• Task details: Copy every line of the records below that holds the word "Comité".

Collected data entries
#####

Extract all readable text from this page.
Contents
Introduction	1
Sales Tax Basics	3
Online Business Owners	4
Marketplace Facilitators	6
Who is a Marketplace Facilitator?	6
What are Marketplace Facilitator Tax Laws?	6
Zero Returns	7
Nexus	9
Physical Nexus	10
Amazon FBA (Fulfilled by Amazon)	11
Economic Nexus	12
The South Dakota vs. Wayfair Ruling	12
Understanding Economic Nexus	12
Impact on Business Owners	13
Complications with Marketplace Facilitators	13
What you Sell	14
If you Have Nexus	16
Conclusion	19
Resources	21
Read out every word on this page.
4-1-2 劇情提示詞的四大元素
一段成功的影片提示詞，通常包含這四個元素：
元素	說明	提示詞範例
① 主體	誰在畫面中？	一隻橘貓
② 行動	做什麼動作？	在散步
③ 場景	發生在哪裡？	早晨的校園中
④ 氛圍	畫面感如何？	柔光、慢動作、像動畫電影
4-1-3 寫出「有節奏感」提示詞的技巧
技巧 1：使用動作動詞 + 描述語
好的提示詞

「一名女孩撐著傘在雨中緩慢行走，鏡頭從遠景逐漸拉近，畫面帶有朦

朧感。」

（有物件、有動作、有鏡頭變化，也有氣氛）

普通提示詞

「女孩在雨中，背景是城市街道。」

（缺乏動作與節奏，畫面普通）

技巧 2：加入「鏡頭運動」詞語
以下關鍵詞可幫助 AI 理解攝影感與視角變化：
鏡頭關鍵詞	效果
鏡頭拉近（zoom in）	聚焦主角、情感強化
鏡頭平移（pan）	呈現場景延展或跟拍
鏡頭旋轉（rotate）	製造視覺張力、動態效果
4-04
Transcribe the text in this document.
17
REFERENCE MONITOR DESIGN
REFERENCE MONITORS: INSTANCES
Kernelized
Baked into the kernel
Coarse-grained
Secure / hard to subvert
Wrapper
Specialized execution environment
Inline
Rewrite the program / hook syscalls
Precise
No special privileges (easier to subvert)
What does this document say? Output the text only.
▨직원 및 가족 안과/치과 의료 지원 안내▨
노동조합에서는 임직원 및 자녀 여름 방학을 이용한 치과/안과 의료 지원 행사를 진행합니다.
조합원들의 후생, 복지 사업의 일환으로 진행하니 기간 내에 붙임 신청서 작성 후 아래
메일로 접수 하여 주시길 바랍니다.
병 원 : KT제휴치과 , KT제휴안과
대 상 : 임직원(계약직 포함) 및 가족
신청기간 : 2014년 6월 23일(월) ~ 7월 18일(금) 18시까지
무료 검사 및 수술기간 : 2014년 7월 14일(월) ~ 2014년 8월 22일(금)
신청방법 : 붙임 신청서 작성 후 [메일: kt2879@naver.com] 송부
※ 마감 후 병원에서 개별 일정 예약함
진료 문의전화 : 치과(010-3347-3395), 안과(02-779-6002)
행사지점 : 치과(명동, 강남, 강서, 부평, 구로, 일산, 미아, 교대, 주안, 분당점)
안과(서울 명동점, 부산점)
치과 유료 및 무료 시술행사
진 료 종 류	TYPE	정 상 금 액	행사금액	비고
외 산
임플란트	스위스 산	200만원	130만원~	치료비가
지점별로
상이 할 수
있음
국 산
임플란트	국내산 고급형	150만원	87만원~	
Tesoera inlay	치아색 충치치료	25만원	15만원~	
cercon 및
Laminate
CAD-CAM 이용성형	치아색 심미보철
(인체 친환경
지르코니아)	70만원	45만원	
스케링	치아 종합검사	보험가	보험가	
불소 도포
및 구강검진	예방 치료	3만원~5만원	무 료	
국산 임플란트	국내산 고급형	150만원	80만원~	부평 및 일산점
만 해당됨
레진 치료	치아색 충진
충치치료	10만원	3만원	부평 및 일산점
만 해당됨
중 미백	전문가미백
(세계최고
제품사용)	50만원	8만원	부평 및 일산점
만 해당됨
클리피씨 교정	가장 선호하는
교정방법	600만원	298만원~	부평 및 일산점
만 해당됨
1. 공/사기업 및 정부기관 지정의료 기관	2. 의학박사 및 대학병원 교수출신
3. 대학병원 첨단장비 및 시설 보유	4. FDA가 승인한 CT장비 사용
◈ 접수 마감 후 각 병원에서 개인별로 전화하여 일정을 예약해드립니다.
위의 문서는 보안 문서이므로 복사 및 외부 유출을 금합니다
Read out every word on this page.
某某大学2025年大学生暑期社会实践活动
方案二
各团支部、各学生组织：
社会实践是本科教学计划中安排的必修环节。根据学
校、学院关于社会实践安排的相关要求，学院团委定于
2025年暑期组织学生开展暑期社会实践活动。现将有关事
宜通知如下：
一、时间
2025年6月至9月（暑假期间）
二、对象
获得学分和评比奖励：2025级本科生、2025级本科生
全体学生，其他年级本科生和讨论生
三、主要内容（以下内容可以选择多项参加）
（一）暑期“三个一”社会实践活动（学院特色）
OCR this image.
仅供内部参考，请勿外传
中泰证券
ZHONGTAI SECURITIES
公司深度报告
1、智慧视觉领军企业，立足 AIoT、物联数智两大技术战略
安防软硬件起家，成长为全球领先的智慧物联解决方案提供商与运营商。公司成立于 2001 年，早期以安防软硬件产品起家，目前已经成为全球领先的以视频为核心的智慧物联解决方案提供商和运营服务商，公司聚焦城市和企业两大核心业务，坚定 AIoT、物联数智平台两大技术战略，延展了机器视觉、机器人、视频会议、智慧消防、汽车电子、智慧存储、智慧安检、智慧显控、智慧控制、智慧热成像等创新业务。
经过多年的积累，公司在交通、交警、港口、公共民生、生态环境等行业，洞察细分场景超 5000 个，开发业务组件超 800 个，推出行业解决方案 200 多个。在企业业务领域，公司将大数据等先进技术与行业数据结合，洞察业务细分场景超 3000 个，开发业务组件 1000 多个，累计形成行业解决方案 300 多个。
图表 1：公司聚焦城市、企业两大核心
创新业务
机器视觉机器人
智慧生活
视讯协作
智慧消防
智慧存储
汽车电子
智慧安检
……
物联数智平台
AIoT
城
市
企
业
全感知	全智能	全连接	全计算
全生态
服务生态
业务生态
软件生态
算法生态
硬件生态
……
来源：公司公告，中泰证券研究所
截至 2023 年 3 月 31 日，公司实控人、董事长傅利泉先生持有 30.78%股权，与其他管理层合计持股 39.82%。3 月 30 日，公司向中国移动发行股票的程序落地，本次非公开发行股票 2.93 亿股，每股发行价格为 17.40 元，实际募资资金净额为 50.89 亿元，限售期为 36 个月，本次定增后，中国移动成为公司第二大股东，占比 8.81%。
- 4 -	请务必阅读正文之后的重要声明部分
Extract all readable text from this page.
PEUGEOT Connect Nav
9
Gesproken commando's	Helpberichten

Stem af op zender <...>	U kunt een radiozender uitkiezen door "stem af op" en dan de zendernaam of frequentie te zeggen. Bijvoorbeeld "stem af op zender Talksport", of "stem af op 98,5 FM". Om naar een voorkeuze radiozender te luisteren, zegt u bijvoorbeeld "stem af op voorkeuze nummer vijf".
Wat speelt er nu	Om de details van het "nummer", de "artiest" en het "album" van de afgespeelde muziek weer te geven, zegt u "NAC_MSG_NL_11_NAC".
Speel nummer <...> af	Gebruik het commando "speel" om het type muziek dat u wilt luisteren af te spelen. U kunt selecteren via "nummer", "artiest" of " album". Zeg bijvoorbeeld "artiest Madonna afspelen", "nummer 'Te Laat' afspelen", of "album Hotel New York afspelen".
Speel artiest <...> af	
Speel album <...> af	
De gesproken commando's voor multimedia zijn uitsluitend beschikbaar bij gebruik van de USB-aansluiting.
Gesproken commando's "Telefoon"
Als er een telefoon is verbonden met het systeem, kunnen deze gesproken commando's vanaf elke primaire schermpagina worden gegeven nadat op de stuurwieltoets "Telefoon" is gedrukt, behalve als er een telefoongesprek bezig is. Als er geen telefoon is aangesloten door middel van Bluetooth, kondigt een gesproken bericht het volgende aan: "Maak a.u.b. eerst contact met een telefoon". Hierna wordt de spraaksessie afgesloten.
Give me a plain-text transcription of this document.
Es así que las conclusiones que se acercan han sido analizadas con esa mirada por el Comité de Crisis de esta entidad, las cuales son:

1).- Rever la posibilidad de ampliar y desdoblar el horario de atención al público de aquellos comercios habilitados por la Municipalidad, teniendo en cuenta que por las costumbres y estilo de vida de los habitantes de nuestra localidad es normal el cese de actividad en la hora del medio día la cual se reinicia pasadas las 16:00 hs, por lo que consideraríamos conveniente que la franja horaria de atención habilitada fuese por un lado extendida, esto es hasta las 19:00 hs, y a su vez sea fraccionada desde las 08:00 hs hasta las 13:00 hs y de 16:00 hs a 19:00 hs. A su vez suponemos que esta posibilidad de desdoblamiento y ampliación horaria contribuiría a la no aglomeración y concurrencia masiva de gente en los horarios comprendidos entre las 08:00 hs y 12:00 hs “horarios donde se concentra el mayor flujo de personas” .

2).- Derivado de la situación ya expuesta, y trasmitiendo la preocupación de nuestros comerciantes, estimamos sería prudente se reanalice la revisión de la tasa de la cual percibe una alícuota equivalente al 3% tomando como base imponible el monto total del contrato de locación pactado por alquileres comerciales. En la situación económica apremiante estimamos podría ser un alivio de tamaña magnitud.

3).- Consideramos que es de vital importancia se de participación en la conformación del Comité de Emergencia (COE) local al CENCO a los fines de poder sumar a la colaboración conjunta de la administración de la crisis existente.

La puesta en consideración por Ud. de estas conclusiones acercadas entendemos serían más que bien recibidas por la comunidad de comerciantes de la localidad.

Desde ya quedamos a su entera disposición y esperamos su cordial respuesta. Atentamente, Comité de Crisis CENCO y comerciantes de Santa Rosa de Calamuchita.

#####

• Solution to this exercise:
Es así que las conclusiones que se acercan han sido analizadas con esa mirada por el Comité de Crisis de esta entidad, las cuales son:
3).- Consideramos que es de vital importancia se de participación en la conformación del Comité de Emergencia (COE) local al CENCO a los fines de poder sumar a la colaboración conjunta de la administración de la crisis existente.
Desde ya quedamos a su entera disposición y esperamos su cordial respuesta. Atentamente, Comité de Crisis CENCO y comerciantes de Santa Rosa de Calamuchita.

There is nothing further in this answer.